Problem details: Search the records for the word "Vaporpressuredeficit" and pick out every line that has it.

[Records contained in a dataset]
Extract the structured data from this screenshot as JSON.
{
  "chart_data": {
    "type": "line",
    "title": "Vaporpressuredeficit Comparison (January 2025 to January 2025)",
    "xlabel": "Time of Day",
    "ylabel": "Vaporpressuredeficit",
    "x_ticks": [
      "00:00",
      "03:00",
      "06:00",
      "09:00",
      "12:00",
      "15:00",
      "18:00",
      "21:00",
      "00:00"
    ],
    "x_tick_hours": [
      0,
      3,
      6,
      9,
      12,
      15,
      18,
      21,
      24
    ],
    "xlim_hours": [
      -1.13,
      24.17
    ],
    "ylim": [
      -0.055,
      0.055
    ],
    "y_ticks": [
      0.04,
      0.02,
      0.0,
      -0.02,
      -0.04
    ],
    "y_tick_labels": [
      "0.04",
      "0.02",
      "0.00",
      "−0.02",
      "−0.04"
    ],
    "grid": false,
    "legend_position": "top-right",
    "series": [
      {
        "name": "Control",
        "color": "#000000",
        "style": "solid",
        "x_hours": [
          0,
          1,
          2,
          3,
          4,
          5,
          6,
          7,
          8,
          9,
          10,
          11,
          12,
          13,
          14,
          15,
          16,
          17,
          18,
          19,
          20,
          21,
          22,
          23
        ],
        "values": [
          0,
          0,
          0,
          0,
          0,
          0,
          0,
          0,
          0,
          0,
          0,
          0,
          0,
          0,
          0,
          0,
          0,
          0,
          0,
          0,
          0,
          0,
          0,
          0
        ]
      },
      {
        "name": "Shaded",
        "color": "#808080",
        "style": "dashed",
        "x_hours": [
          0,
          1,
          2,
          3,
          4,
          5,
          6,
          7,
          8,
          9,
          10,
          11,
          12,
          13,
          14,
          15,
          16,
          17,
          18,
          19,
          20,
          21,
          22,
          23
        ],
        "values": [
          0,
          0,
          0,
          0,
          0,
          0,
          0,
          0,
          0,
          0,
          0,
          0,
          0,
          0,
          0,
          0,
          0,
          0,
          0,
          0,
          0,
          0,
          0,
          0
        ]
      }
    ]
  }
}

---

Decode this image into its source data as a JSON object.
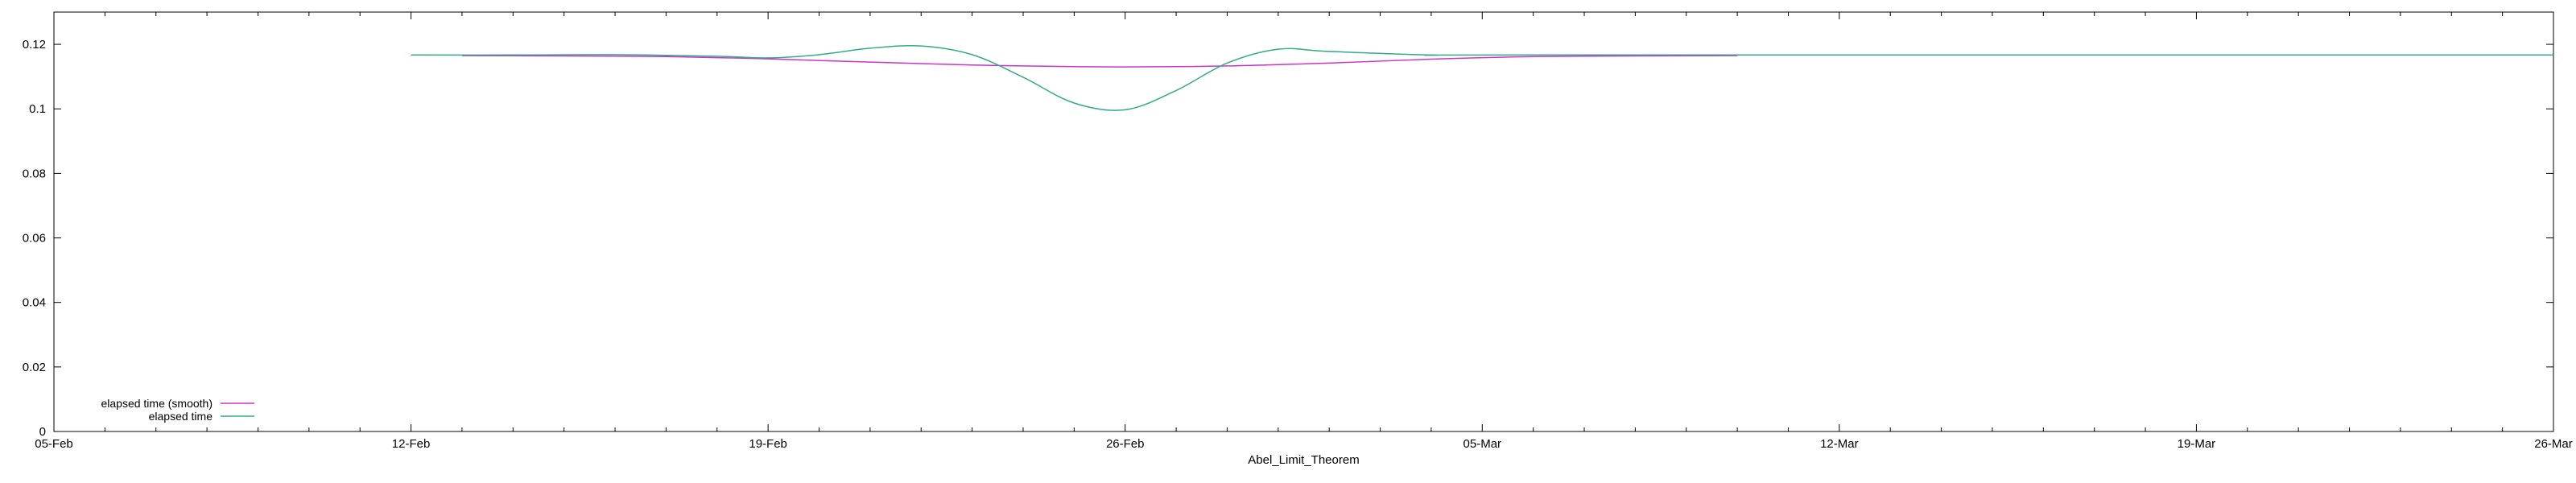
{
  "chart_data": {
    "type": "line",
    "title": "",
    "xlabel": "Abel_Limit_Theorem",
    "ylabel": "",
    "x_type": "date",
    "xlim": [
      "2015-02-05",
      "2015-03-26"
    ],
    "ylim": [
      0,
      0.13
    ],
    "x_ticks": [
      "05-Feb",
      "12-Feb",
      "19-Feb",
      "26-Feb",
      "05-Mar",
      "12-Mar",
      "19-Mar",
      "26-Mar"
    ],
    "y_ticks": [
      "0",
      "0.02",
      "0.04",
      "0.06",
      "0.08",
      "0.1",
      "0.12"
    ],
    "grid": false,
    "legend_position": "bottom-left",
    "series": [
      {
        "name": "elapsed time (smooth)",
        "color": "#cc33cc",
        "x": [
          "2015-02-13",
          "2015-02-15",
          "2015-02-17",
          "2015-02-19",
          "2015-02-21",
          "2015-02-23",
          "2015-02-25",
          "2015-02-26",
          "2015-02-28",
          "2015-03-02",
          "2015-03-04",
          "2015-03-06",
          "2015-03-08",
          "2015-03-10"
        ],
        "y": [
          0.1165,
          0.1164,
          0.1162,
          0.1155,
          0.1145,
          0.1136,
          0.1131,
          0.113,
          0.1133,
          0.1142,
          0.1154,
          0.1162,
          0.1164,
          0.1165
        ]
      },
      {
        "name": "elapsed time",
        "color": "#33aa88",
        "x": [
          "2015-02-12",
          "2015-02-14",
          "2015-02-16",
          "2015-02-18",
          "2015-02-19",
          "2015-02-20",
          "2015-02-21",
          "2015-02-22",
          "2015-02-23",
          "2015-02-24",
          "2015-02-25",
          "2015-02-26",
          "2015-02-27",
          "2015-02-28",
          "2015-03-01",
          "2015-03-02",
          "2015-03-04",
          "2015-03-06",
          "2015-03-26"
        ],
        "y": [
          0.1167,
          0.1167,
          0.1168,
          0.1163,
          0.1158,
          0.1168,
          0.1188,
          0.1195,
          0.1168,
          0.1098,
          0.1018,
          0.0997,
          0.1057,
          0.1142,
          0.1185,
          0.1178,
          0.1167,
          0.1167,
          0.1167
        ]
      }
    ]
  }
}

Exercise response:
    "title": "Vaporpressuredeficit Comparison (January 2025 to January 2025)",
    "ylabel": "Vaporpressuredeficit",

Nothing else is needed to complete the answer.